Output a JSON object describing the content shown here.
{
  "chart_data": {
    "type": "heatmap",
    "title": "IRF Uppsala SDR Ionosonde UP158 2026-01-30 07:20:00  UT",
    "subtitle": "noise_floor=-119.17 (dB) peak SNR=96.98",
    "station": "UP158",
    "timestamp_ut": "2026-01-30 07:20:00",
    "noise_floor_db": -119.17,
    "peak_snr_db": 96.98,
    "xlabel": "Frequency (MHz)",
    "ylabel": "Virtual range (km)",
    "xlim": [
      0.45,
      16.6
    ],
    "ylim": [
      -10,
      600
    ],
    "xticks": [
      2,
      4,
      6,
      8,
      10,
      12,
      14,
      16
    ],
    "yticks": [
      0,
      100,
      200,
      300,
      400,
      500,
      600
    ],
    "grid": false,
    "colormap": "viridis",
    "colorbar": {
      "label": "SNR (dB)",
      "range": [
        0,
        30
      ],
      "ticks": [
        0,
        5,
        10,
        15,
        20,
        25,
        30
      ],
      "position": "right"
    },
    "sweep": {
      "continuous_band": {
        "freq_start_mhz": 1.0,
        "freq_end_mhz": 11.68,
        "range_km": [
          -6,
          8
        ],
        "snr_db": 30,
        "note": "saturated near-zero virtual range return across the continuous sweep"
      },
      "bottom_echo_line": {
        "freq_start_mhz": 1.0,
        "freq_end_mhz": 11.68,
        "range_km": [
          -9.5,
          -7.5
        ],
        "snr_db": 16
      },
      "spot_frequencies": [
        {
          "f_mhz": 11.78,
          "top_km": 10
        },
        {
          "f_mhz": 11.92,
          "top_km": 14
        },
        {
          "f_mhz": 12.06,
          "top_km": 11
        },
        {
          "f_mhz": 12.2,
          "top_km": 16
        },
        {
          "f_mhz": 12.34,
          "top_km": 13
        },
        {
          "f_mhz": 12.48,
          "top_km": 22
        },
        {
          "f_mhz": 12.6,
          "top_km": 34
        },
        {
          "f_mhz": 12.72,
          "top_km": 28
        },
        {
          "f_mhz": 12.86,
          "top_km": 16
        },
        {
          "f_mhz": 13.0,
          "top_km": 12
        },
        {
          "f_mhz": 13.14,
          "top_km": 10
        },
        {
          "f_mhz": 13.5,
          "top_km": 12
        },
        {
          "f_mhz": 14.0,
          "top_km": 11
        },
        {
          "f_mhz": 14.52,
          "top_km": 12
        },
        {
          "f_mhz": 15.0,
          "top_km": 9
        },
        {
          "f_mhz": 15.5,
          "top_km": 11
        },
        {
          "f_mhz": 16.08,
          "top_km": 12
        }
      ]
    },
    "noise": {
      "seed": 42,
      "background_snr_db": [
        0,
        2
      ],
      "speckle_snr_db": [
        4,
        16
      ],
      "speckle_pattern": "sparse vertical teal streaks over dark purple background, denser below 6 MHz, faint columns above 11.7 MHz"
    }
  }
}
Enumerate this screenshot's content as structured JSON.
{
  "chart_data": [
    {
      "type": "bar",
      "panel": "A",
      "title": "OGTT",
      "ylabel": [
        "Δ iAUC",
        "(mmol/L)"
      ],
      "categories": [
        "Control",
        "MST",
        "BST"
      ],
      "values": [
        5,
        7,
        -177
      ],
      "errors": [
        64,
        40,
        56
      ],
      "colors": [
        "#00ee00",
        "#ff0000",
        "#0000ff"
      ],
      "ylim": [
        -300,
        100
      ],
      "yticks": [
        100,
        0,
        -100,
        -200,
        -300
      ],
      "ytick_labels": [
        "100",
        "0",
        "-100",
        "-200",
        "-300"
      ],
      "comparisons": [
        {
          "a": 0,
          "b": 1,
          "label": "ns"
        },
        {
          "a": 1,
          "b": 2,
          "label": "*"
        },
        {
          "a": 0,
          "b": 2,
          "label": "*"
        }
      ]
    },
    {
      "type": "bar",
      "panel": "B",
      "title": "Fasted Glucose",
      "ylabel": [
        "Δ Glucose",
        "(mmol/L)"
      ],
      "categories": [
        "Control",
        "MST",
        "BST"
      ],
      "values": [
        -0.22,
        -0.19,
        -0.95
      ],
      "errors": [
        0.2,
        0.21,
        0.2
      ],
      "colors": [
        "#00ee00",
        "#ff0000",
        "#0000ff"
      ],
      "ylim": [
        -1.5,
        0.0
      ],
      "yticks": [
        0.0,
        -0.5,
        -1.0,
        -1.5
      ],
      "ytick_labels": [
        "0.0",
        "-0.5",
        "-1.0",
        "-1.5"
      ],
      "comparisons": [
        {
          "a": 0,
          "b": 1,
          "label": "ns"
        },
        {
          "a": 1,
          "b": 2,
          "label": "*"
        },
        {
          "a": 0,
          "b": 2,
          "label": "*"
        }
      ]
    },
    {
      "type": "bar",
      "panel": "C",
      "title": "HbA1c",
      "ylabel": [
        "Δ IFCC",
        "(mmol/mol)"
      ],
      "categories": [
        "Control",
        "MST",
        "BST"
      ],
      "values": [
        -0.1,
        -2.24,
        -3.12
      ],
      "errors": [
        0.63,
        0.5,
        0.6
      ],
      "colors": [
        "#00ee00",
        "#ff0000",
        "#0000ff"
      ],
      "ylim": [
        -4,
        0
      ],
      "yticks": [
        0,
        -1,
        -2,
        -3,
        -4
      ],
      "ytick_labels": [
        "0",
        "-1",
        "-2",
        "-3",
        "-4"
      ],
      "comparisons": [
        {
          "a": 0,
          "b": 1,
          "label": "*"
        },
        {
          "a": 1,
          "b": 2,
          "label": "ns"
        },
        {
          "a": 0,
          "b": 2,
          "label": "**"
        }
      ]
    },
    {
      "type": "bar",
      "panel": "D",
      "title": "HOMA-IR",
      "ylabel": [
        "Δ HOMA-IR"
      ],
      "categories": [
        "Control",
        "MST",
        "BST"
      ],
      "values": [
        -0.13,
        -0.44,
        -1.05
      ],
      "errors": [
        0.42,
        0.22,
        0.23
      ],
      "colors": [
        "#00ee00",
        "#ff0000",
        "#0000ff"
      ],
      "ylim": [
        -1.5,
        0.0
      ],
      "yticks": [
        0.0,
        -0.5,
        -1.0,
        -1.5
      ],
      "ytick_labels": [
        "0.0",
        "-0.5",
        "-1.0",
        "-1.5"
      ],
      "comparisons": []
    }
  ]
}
■ ■ ■ ■ ■ ■ ■
WHAT YOU WILL DO: Check every line of the data above for the string "sweep", and copy those that have it.

FINISHED TASK:
    "sweep": {
        "note": "saturated near-zero virtual range return across the continuous sweep"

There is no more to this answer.